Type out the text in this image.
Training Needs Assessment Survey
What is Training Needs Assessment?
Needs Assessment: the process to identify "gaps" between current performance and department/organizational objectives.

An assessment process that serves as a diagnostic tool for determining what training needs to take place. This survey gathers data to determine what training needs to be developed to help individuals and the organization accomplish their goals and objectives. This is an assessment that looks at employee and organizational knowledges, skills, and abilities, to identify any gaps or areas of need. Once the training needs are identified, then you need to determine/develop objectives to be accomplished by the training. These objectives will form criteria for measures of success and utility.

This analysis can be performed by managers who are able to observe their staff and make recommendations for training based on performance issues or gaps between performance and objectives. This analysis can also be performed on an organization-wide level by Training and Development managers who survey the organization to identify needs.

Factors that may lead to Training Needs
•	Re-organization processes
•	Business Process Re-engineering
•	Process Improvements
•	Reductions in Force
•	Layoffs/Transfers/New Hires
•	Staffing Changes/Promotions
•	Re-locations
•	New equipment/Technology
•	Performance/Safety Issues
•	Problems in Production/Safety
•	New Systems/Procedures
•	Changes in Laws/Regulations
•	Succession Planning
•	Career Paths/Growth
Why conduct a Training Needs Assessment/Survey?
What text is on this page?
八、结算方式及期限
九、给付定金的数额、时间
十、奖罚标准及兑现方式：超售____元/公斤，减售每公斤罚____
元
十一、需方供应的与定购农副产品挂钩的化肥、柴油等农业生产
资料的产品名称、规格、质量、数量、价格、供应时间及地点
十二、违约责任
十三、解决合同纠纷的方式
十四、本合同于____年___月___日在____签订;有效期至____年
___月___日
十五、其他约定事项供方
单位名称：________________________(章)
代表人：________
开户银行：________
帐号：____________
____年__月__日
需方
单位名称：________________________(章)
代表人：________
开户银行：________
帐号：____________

==================================================

GOAL OF THE EXERCISE:
For the data above, state how many lines contain "text"; the number is the whole answer.

OUTPUT BELOW:
2